── DATA PROVIDED

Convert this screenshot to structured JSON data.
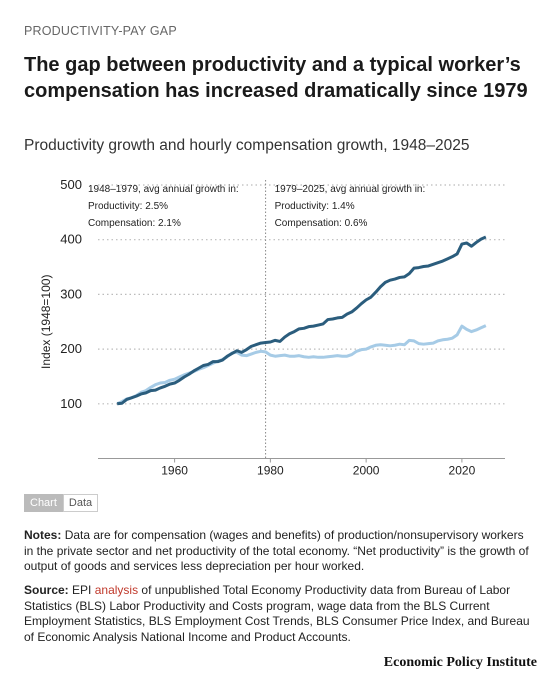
{
  "kicker": "PRODUCTIVITY-PAY GAP",
  "tabs": [
    "Chart",
    "Data"
  ],
  "notes": {
    "label": "Notes:",
    "text": "Data are for compensation (wages and benefits) of production/nonsupervisory workers in the private sector and net productivity of the total economy. “Net productivity” is the growth of output of goods and services less depreciation per hour worked."
  },
  "source": {
    "label": "Source:",
    "before": "EPI",
    "link": "analysis",
    "after": "of unpublished Total Economy Productivity data from Bureau of Labor Statistics (BLS) Labor Productivity and Costs program, wage data from the BLS Current Employment Statistics, BLS Employment Cost Trends, BLS Consumer Price Index, and Bureau of Economic Analysis National Income and Product Accounts."
  },
  "brand": "Economic Policy Institute",
  "chart_data": {
    "type": "line",
    "title": "The gap between productivity and a typical worker’s compensation has increased dramatically since 1979",
    "subtitle": "Productivity growth and hourly compensation growth, 1948–2025",
    "y_label": "Index (1948=100)",
    "xlim": [
      1944,
      2029
    ],
    "xticks": [
      1960,
      1980,
      2000,
      2020
    ],
    "ylim": [
      0,
      500
    ],
    "yticks": [
      100,
      200,
      300,
      400,
      500
    ],
    "grid": true,
    "divider": 1979,
    "annotations": [
      [
        "1948–1979, avg annual growth in:",
        "Productivity: 2.5%",
        "Compensation: 2.1%"
      ],
      [
        "1979–2025, avg annual growth in:",
        "Productivity: 1.4%",
        "Compensation: 0.6%"
      ]
    ],
    "x": [
      1948,
      1949,
      1950,
      1951,
      1952,
      1953,
      1954,
      1955,
      1956,
      1957,
      1958,
      1959,
      1960,
      1961,
      1962,
      1963,
      1964,
      1965,
      1966,
      1967,
      1968,
      1969,
      1970,
      1971,
      1972,
      1973,
      1974,
      1975,
      1976,
      1977,
      1978,
      1979,
      1980,
      1981,
      1982,
      1983,
      1984,
      1985,
      1986,
      1987,
      1988,
      1989,
      1990,
      1991,
      1992,
      1993,
      1994,
      1995,
      1996,
      1997,
      1998,
      1999,
      2000,
      2001,
      2002,
      2003,
      2004,
      2005,
      2006,
      2007,
      2008,
      2009,
      2010,
      2011,
      2012,
      2013,
      2014,
      2015,
      2016,
      2017,
      2018,
      2019,
      2020,
      2021,
      2022,
      2023,
      2024,
      2025
    ],
    "series": [
      {
        "name": "Productivity",
        "color": "#2b5d7d",
        "values": [
          100,
          101,
          108,
          111,
          114,
          118,
          120,
          124,
          125,
          129,
          132,
          136,
          138,
          143,
          149,
          154,
          160,
          165,
          170,
          172,
          177,
          177,
          180,
          187,
          192,
          197,
          194,
          199,
          205,
          208,
          211,
          212,
          213,
          216,
          214,
          222,
          228,
          232,
          237,
          238,
          241,
          242,
          244,
          246,
          254,
          255,
          257,
          258,
          264,
          268,
          275,
          283,
          290,
          295,
          304,
          314,
          322,
          326,
          328,
          331,
          332,
          338,
          348,
          349,
          351,
          352,
          355,
          358,
          361,
          365,
          369,
          374,
          392,
          394,
          388,
          395,
          401,
          405
        ]
      },
      {
        "name": "Compensation",
        "color": "#a6cbe6",
        "values": [
          100,
          104,
          109,
          111,
          115,
          121,
          124,
          130,
          135,
          138,
          139,
          143,
          145,
          149,
          153,
          156,
          159,
          163,
          166,
          170,
          174,
          178,
          181,
          186,
          193,
          194,
          189,
          188,
          191,
          194,
          196,
          195,
          189,
          187,
          188,
          189,
          187,
          187,
          188,
          186,
          185,
          186,
          185,
          185,
          186,
          187,
          188,
          187,
          187,
          190,
          196,
          199,
          200,
          204,
          207,
          208,
          207,
          206,
          207,
          209,
          208,
          216,
          215,
          210,
          209,
          210,
          211,
          215,
          217,
          218,
          220,
          226,
          242,
          236,
          232,
          235,
          239,
          243
        ]
      }
    ]
  }
}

────

EXERCISE DIRECTIONS:
Search the data for the word "name" and copy each line where it appears.

WRITTEN RESPONSE:
        "name": "Productivity",
        "name": "Compensation",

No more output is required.